- [Short problem A]
In the entries below, express the part that opens with the line containing "word-suggestion[interactable]: money [62, 794, 182, 818]" and closes with the line containing "key-hint: 0 [521, 848, 529, 862]" as a Markdown table with columns Row and Entry line, leaving out blank lines.

— start of Source extract —

[b-greek] Re: GINWSKW plus Perfect Tense

From: Carl W. Conrad (cwconrad@artsci.wustl.edu)
Date: Wed Oct 11 2000 - 06:27:48 EDT


At 5:44 AM +0000 10/11/00, Mark Wilson wrote:
>Throughout 1st John, John uses the Perfect Tense of GINWSKW. A commentary I
>am reading insists that this should be translated "come to know."
>
>Although he does state that the Perfect Tense is not a past tense, but
>indicates the current state attained based on a past action, I am having a
>hard time understanding his "come to know."
>
>I think many on this list have preferred the emphasis to fall on the state
>reached, as in: "are in a state of knowing [him]."
>
>To me, "come to know" has a repetitive sense. To "come to know" seems to
>imply an often repeated process of getting to know him more and more until
>at last a state of knowing him is attained. How does the Perfect zero in on
>this process? Does not the Perfect simply show the final outcome, as it
>were?

— end of Source extract —
— start of The data —

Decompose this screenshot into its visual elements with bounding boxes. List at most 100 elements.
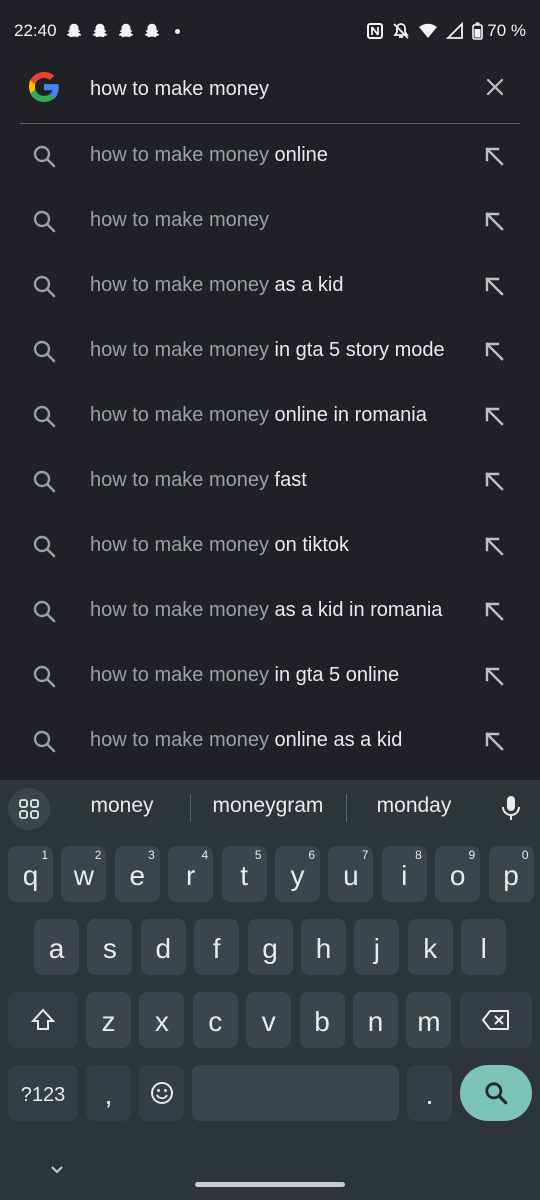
word-suggestion[interactable]: money [62, 794, 182, 818]
suggestion-item[interactable]: how to make money fast [0, 449, 540, 514]
fill-query-arrow-icon[interactable] [482, 144, 506, 168]
clear-button[interactable] [480, 72, 510, 102]
key-m[interactable]: m [406, 992, 452, 1048]
key-hint: 1 [41, 848, 48, 862]
suggestion-suffix: online as a kid [268, 729, 403, 751]
key-h[interactable]: h [301, 919, 346, 975]
suggestion-prefix: how to make money [90, 209, 269, 231]
key-label: k [423, 933, 438, 964]
key-u[interactable]: u7 [328, 846, 374, 902]
status-right: 70 % [366, 21, 526, 41]
key-label: , [104, 1079, 113, 1110]
suggestion-prefix: how to make money [90, 469, 269, 491]
suggestion-item[interactable]: how to make money [0, 189, 540, 254]
key-label: . [425, 1079, 434, 1110]
key-q[interactable]: q1 [8, 846, 53, 902]
fill-query-arrow-icon[interactable] [482, 664, 506, 688]
suggestion-item[interactable]: how to make money online in romania [0, 384, 540, 449]
suggestion-item[interactable]: how to make money online [0, 124, 540, 189]
key-hint: 0 [521, 848, 529, 862]
key-o[interactable]: o9 [435, 846, 481, 902]
key-v[interactable]: v [246, 992, 292, 1048]
search-icon [33, 665, 56, 688]
word-suggestion[interactable]: moneygram [198, 794, 338, 818]
key-s[interactable]: s [87, 919, 133, 975]
microphone-icon[interactable] [498, 794, 524, 822]
key-f[interactable]: f [194, 919, 240, 975]
suggestion-item[interactable]: how to make money as a kid in romania [0, 579, 540, 644]
fill-query-arrow-icon[interactable] [482, 534, 506, 558]
backspace-key[interactable] [460, 992, 532, 1048]
key-label: s [102, 933, 117, 964]
suggestion-item[interactable]: how to make money on tiktok [0, 514, 540, 579]
fill-query-arrow-icon[interactable] [482, 599, 506, 623]
search-input[interactable] [90, 74, 450, 104]
key-label: g [262, 933, 278, 964]
shift-key[interactable] [8, 992, 78, 1048]
suggestion-item[interactable]: how to make money online as a kid [0, 709, 540, 774]
suggestion-item[interactable]: how to make money as a kid [0, 254, 540, 319]
gesture-nav-handle[interactable] [195, 1182, 345, 1187]
fill-query-arrow-icon[interactable] [482, 404, 506, 428]
key-j[interactable]: j [354, 919, 400, 975]
key-d[interactable]: d [140, 919, 186, 975]
snapchat-icon [144, 23, 159, 38]
suggestion-suffix: on tiktok [268, 534, 350, 556]
key-z[interactable]: z [86, 992, 131, 1048]
chevron-down-icon[interactable] [48, 1160, 66, 1178]
key-t[interactable]: t5 [221, 846, 267, 902]
suggestion-text: how to make money as a kid [90, 274, 343, 297]
search-icon [33, 210, 56, 233]
key-label: x [154, 1006, 169, 1037]
emoji-icon [150, 1082, 173, 1104]
search-icon [33, 730, 56, 753]
key-y[interactable]: y6 [275, 846, 320, 902]
symbols-key[interactable]: ?123 [8, 1065, 78, 1121]
key-r[interactable]: r4 [168, 846, 214, 902]
key-label: n [367, 1006, 384, 1037]
key-i[interactable]: i8 [381, 846, 427, 902]
search-icon [33, 600, 56, 623]
space-key[interactable] [192, 1065, 399, 1121]
suggestion-item[interactable]: how to make money in gta 5 online [0, 644, 540, 709]
key-label: r [186, 860, 196, 891]
fill-query-arrow-icon[interactable] [482, 209, 506, 233]
backspace-icon [481, 1010, 509, 1030]
key-label: t [240, 860, 248, 891]
emoji-key[interactable] [139, 1065, 184, 1121]
key-a[interactable]: a [34, 919, 79, 975]
key-x[interactable]: x [139, 992, 185, 1048]
key-c[interactable]: c [192, 992, 238, 1048]
keyboard: money moneygram monday q1w2e3r4t5y6u7i8o… [0, 780, 540, 1200]
suggestion-text: how to make money [90, 209, 269, 232]
key-g[interactable]: g [247, 919, 293, 975]
period-key[interactable]: . [407, 1065, 452, 1121]
key-k[interactable]: k [407, 919, 453, 975]
fill-query-arrow-icon[interactable] [482, 469, 506, 493]
key-b[interactable]: b [299, 992, 345, 1048]
key-l[interactable]: l [461, 919, 507, 975]
key-label: a [48, 933, 65, 964]
key-label: j [373, 933, 380, 964]
key-hint: 5 [254, 848, 262, 862]
key-hint: 3 [148, 848, 155, 862]
fill-query-arrow-icon[interactable] [482, 339, 506, 363]
fill-query-arrow-icon[interactable] [482, 729, 506, 753]
key-label: p [503, 860, 519, 891]
suggestion-prefix: how to make money [90, 144, 269, 166]
word-suggestion[interactable]: monday [354, 794, 474, 818]
key-p[interactable]: p0 [488, 846, 534, 902]
search-key[interactable] [460, 1065, 532, 1121]
suggestion-suffix: in gta 5 online [268, 664, 400, 686]
suggestion-item[interactable]: how to make money in gta 5 story mode [0, 319, 540, 384]
battery-icon [472, 22, 484, 40]
key-w[interactable]: w2 [61, 846, 107, 902]
key-n[interactable]: n [353, 992, 398, 1048]
key-label: ?123 [20, 1083, 66, 1106]
key-e[interactable]: e3 [114, 846, 160, 902]
key-label: z [101, 1006, 116, 1037]
fill-query-arrow-icon[interactable] [482, 274, 506, 298]
keyboard-menu-button[interactable] [8, 788, 50, 830]
shift-icon [30, 1008, 56, 1030]
comma-key[interactable]: , [86, 1065, 131, 1121]
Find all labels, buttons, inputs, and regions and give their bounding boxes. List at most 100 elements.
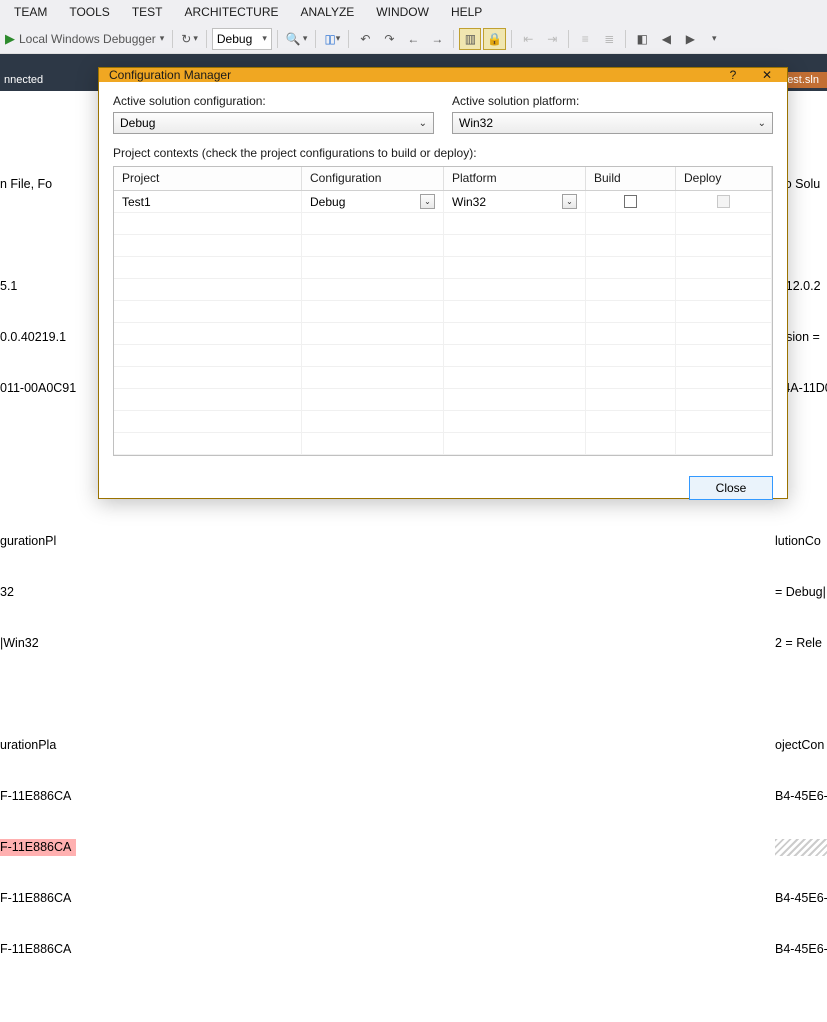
- editor-line: [0, 227, 76, 244]
- arrow-left-icon: ←: [407, 32, 419, 46]
- outdent-button[interactable]: ⇤: [517, 28, 539, 50]
- chevron-down-icon: ⌄: [419, 118, 427, 129]
- comment-button[interactable]: ≡: [574, 28, 596, 50]
- step-icon: ▯▯: [324, 32, 333, 46]
- solution-config-value: Debug: [120, 116, 155, 130]
- deploy-checkbox-disabled: [717, 195, 730, 208]
- separator: [348, 30, 349, 48]
- step-button[interactable]: ▯▯▾: [321, 28, 343, 50]
- editor-line: B4-45E6-: [775, 890, 827, 907]
- next-bookmark-button[interactable]: ▶: [679, 28, 701, 50]
- menu-team[interactable]: TEAM: [4, 3, 57, 21]
- toggle-b-button[interactable]: 🔒: [483, 28, 506, 50]
- cell-project: Test1: [114, 191, 302, 212]
- editor-line-hatched: [775, 839, 827, 856]
- col-project[interactable]: Project: [114, 167, 302, 190]
- editor-line: F-11E886CA: [0, 941, 76, 958]
- solution-config-dropdown[interactable]: Debug ⌄: [113, 112, 434, 134]
- dialog-titlebar[interactable]: Configuration Manager ? ✕: [99, 68, 787, 82]
- table-row-empty: [114, 235, 772, 257]
- comment-icon: ≡: [582, 32, 589, 46]
- close-dialog-button[interactable]: Close: [689, 476, 773, 500]
- dialog-title: Configuration Manager: [109, 68, 231, 82]
- configuration-manager-dialog: Configuration Manager ? ✕ Active solutio…: [98, 67, 788, 499]
- editor-line: [0, 482, 76, 499]
- more-button[interactable]: ▾: [703, 28, 725, 50]
- col-platform[interactable]: Platform: [444, 167, 586, 190]
- config-dropdown[interactable]: Debug ▾: [212, 28, 272, 50]
- editor-line: F-11E886CA: [0, 788, 76, 805]
- menu-analyze[interactable]: ANALYZE: [291, 3, 365, 21]
- col-deploy[interactable]: Deploy: [676, 167, 772, 190]
- cell-configuration-value: Debug: [310, 195, 345, 209]
- project-contexts-label: Project contexts (check the project conf…: [113, 146, 773, 160]
- dropdown-icon: ▾: [712, 33, 717, 44]
- toggle-a-button[interactable]: ▥: [459, 28, 481, 50]
- cell-configuration-dropdown[interactable]: Debug ⌄: [302, 191, 444, 212]
- chevron-down-icon: ⌄: [758, 118, 766, 129]
- close-button[interactable]: ✕: [757, 68, 777, 82]
- separator: [172, 30, 173, 48]
- editor-line: urationPla: [0, 737, 76, 754]
- dialog-footer: Close: [99, 466, 787, 512]
- editor-line: [0, 431, 76, 448]
- help-button[interactable]: ?: [723, 68, 743, 82]
- cell-platform-dropdown[interactable]: Win32 ⌄: [444, 191, 586, 212]
- bookmark-icon: ◧: [637, 32, 648, 46]
- table-row-empty: [114, 433, 772, 455]
- editor-line: 2 = Rele: [775, 635, 827, 652]
- bookmark-button[interactable]: ◧: [631, 28, 653, 50]
- table-row-empty: [114, 411, 772, 433]
- config-dropdown-value: Debug: [217, 32, 252, 46]
- chevron-down-icon: ⌄: [562, 194, 577, 209]
- nav-back-button[interactable]: ←: [402, 28, 424, 50]
- menu-test[interactable]: TEST: [122, 3, 173, 21]
- redo-button[interactable]: ↷: [378, 28, 400, 50]
- play-icon: ▶: [5, 31, 15, 47]
- editor-line: [0, 125, 76, 142]
- editor-line: [0, 686, 76, 703]
- separator: [315, 30, 316, 48]
- col-build[interactable]: Build: [586, 167, 676, 190]
- col-configuration[interactable]: Configuration: [302, 167, 444, 190]
- solution-platform-dropdown[interactable]: Win32 ⌄: [452, 112, 773, 134]
- menu-tools[interactable]: TOOLS: [59, 3, 119, 21]
- project-contexts-grid: Project Configuration Platform Build Dep…: [113, 166, 773, 456]
- start-debugger-button[interactable]: ▶ Local Windows Debugger ▾: [2, 28, 167, 50]
- table-row: Test1 Debug ⌄ Win32 ⌄: [114, 191, 772, 213]
- arrow-right-icon: →: [431, 32, 443, 46]
- refresh-button[interactable]: ↻▾: [178, 28, 201, 50]
- table-row-empty: [114, 367, 772, 389]
- refresh-icon: ↻: [181, 32, 191, 46]
- uncomment-icon: ≣: [604, 32, 614, 46]
- build-checkbox[interactable]: [624, 195, 637, 208]
- prev-bookmark-button[interactable]: ◀: [655, 28, 677, 50]
- chevron-down-icon: ▾: [160, 33, 165, 44]
- toolbar: ▶ Local Windows Debugger ▾ ↻▾ Debug ▾ 🔍▾…: [0, 24, 827, 54]
- cell-build: [586, 191, 676, 212]
- find-button[interactable]: 🔍▾: [283, 28, 310, 50]
- editor-line: 0.0.40219.1: [0, 329, 76, 346]
- menu-help[interactable]: HELP: [441, 3, 492, 21]
- status-text: nnected: [0, 74, 43, 86]
- indent-button[interactable]: ⇥: [541, 28, 563, 50]
- nav-forward-button[interactable]: →: [426, 28, 448, 50]
- menu-window[interactable]: WINDOW: [366, 3, 439, 21]
- menu-architecture[interactable]: ARCHITECTURE: [174, 3, 288, 21]
- separator: [511, 30, 512, 48]
- grid-header: Project Configuration Platform Build Dep…: [114, 167, 772, 191]
- table-row-empty: [114, 257, 772, 279]
- editor-line-highlighted: F-11E886CA: [0, 839, 76, 856]
- undo-button[interactable]: ↶: [354, 28, 376, 50]
- separator: [206, 30, 207, 48]
- editor-line: |Win32: [0, 635, 76, 652]
- indent-icon: ⇥: [547, 32, 557, 46]
- find-icon: 🔍: [286, 32, 301, 46]
- editor-line: B4-45E6-: [775, 941, 827, 958]
- editor-line: lutionCo: [775, 533, 827, 550]
- cell-deploy: [676, 191, 772, 212]
- uncomment-button[interactable]: ≣: [598, 28, 620, 50]
- editor-line: [775, 686, 827, 703]
- lock-icon: 🔒: [487, 32, 502, 46]
- editor-line: [775, 992, 827, 1009]
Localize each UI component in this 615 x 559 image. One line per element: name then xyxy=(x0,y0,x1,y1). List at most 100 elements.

— end of The data —

- [Short problem B]
Answer these about the b-greek post:
(i) What date and time does the post's header give?
(ii) According to the quoted message, the Perfect Tense of which verb appears throughout 1st John?
(iii) What translation does the commentary insist on?

- [Full answer A]
| Row | Entry line |
|---|---|
| 1 | word-suggestion[interactable]: money [62, 794, 182, 818] |
| 2 | suggestion-item[interactable]: how to make money fast [0, 449, 540, 514] |
| 3 | fill-query-arrow-icon[interactable] [482, 144, 506, 168] |
| 4 | clear-button[interactable] [480, 72, 510, 102] |
| 5 | key-m[interactable]: m [406, 992, 452, 1048] |
| 6 | key-hint: 1 [41, 848, 48, 862] |
| 7 | suggestion-suffix: online as a kid [268, 729, 403, 751] |
| 8 | key-h[interactable]: h [301, 919, 346, 975] |
| 9 | suggestion-prefix: how to make money [90, 209, 269, 231] |
| 10 | key-label: k [423, 933, 438, 964] |
| 11 | key-u[interactable]: u7 [328, 846, 374, 902] |
| 12 | status-right: 70 % [366, 21, 526, 41] |
| 13 | key-label: , [104, 1079, 113, 1110] |
| 14 | suggestion-prefix: how to make money [90, 469, 269, 491] |
| 15 | suggestion-item[interactable]: how to make money [0, 189, 540, 254] |
| 16 | key-label: . [425, 1079, 434, 1110] |
| 17 | key-q[interactable]: q1 [8, 846, 53, 902] |
| 18 | fill-query-arrow-icon[interactable] [482, 664, 506, 688] |
| 19 | suggestion-item[interactable]: how to make money online in romania [0, 384, 540, 449] |
| 20 | suggestion-item[interactable]: how to make money online [0, 124, 540, 189] |
| 21 | key-hint: 0 [521, 848, 529, 862] |

- [Full answer B]
(i) Wed Oct 11 2000 - 06:27:48 EDT
(ii) GINWSKW
(iii) "come to know"